### Page text
_____
FIG. 8 shows the flow chart for constructing the WHERE block of a standard database query according to one embodiment of the invention.
In the step S800, the process starts.
In the step S802, a predicate that has not been processed in the body portion of the restriction description is fetched and set as m.
In the step S804, it is judged whether or not the currently fetched predicate is a built-in predicate. If the judgment result is “yes”, then the process goes to the part A (to be illustrated by referring to FIG. 9 later). If the judgment result is “no”, then the step S806 is executed.
In the step S806, an argument of the predicate m that is not processed is fetched and set as a.
In the step S808, it is judged whether or not the current argument a is constant. If the judgment result is “yes”, then the step S816 is executed. If the judgment result is “no”, then the step S810 is executed.
In the step S816, the content “m.column name=a” is added in the WHERE block, in which the “column name” is the name of the column corresponding to the current argument a. And then the process continues to execute the step S818.
In the step S810, it is judged whether or not the current argument appear in any predicate n previously processed. If the judgment result is “yes”, then the step S812 is executed. If the judgment result is “no”, then the step S814 is executed.
In the step S812, the content “n.column name=m.column name” is added in the WHERE block, in which the two “column names” are the names of the columns that the current argument correspond to in the predicates n and m.
_____
### Supplied entries
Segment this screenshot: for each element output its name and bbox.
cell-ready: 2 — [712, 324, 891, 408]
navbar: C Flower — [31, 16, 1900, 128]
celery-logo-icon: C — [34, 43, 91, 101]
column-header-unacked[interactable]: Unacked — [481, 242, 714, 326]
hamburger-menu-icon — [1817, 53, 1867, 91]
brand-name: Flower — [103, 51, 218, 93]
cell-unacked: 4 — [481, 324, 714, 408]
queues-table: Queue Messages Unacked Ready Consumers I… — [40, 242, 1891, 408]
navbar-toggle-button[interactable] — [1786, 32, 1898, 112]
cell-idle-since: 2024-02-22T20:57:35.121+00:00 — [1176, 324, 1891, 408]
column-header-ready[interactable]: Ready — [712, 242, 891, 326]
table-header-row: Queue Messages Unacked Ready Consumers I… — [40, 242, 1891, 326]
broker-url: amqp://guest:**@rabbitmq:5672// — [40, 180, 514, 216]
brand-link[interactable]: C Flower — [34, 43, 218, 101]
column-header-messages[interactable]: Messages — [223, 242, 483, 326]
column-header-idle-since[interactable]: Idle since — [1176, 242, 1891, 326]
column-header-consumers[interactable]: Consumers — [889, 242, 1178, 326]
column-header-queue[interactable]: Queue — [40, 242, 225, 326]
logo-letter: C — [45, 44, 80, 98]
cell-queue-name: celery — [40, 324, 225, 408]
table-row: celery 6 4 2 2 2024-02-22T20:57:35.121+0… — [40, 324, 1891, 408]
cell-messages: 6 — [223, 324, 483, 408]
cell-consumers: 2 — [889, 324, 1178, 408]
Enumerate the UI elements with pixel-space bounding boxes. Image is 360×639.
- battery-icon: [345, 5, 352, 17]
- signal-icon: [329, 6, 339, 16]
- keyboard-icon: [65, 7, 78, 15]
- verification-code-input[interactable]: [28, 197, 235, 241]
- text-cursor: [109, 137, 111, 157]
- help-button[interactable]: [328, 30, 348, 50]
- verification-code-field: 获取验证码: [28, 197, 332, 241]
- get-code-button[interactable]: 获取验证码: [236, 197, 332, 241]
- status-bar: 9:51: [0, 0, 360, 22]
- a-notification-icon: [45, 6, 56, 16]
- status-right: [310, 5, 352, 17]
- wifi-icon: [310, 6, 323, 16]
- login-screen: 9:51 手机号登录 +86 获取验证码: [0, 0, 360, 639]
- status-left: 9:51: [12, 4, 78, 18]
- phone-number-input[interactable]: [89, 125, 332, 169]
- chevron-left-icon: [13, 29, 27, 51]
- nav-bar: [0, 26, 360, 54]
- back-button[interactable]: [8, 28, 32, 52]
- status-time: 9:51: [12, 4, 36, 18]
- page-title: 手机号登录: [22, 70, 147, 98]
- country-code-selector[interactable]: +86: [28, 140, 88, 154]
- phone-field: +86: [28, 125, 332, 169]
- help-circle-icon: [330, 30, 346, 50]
_____
Copy the part of the text on building the WHERE block from "In the step S806, an" up to and including "the step S818.", substituting "retrieved" for "fetched".

In the step S806, an argument of the predicate m that is not processed is retrieved and set as a.
In the step S808, it is judged whether or not the current argument a is constant. If the judgment result is “yes”, then the step S816 is executed. If the judgment result is “no”, then the step S810 is executed.
In the step S816, the content “m.column name=a” is added in the WHERE block, in which the “column name” is the name of the column corresponding to the current argument a. And then the process continues to execute the step S818.